**Passage choisi:**
--------
Un nouveau vaccin prometteur

Mais les progrès dans l’élaboration d’un vaccin contre le paludisme s’accélèrent, comme l’illustre un nouveau rapport d’un groupe de chercheurs de divers pays, dont je fais partie, publié dans The Lancet. L’équipe du professeur Halidou Tinto, basée à Ouagadougou, au Burkina Faso, a étudié les effets d’un nouveau vaccin antipaludique, le R21, sur 450 enfants – la population pour laquelle un vaccin est le plus urgent. Ils ont constaté qu’il était sûr et d’une efficacité sans précédent chez les enfants âgés de 5 à 17 mois.

Dans cet essai comparatif, 105 des 147 enfants qui ont reçu un placebo ont contracté le paludisme. Mais sur les 292 enfants qui ont reçu une dose du vaccin, seuls 81 ont contracté la maladie – dépassant ainsi l’objectif de protection de 75 % fixé par l’OMS. Un essai de phase 3 – qui testera l’innocuité et l’efficacité du vaccin sur un nombre beaucoup plus important de personnes – débutera dans quatre pays africains à la fin du mois d’avril 2021, en vue d’une homologation accélérée si tout se passe bien.
--------
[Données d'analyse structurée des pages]
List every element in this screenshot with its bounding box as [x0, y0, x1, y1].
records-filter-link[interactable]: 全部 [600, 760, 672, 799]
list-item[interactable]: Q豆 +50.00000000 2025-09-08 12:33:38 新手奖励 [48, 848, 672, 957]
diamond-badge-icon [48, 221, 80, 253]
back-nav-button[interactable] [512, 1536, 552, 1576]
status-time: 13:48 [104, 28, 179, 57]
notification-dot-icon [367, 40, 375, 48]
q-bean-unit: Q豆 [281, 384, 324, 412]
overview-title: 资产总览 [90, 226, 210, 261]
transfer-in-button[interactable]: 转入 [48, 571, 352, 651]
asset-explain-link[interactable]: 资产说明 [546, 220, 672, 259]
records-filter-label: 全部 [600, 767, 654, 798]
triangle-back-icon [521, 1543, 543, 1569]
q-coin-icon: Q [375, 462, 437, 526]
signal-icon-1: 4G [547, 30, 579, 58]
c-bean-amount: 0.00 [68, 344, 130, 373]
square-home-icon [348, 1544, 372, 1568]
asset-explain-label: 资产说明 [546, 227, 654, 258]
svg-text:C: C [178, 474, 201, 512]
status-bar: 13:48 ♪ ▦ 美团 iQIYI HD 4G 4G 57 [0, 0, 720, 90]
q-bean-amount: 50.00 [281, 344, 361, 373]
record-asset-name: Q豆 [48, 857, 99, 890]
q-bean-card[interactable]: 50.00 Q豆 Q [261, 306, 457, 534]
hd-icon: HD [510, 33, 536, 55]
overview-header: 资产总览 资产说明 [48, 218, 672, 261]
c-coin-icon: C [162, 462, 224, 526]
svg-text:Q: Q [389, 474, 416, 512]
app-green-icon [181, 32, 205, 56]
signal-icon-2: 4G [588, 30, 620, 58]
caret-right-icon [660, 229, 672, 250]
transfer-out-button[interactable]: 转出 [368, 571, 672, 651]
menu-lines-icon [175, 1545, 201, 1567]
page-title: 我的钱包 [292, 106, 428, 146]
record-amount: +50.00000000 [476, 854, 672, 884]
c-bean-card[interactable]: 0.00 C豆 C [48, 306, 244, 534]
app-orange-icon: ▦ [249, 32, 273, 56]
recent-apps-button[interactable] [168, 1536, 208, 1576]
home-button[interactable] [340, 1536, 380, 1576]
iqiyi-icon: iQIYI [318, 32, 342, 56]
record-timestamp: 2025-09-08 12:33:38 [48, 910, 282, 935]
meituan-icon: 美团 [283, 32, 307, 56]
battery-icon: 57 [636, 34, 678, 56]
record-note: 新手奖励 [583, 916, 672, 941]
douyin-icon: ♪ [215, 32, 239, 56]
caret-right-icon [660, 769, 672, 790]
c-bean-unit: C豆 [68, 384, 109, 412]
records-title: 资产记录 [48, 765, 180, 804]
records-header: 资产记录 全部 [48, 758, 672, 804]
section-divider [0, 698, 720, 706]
--------
**Travail demandé:**
• A. Dans le passage sur le vaccin antipaludique R21, sur combien d'enfants l'équipe du professeur Halidou Tinto a-t-elle étudié ce vaccin ?
• B. Rédigez la suite du passage sur le vaccin antipaludique R21, à partir de sa dernière phrase.
Les items constituent un matériau distinct, sans lien avec le passage.

**Réponses successives:**
• A. Sur 450 enfants.

• B.
Des scientifiques de quatre continents ont contribué à la mise au point et aux essais de ce vaccin prometteur. L’élaboration et les premières étapes de conception ont eu lieu à l’Institut Jenner de l’Université d’Oxford, où l’on fait des essais cliniques de vaccin contre le paludisme depuis 1999. Des études de provocation menées à Oxford, à Southampton et à Londres, lors desquels des volontaires se sont fait délibérément inoculer la malaria par des piqûres de moustiques pour tester l’efficacité du vaccin, ont mis en évidence le potentiel du R21. Le vaccin nécessite un adjuvant, qui est fourni par Novavax, une société de biotechnologie basée aux États-Unis et en Suède.

La fabrication du vaccin est en cours chez le plus grand fournisseur de vaccins au monde, l’Institut Serum en Inde. Ce partenariat pour la lutte contre le paludisme était déjà en place l’année dernière lorsque la Covid-19 a frappé, ce qui nous a permis de passer rapidement à la fabrication du vaccin Oxford contre le coronavirus. La technologie que ce dernier utilise, avec recours à un adénovirus de chimpanzé appelé ChAdOx1, a été testée contre le paludisme. Le fait d’avoir mis en place cette collaboration avant même notre partenariat avec AstraZeneca a permis à la société indienne d’accélérer la fabrication du vaccin contre la Covid-19, de sorte que c’est l’endroit où l’on produit le plus de doses.

Un agent de santé portant un masque tient un flacon de vaccin.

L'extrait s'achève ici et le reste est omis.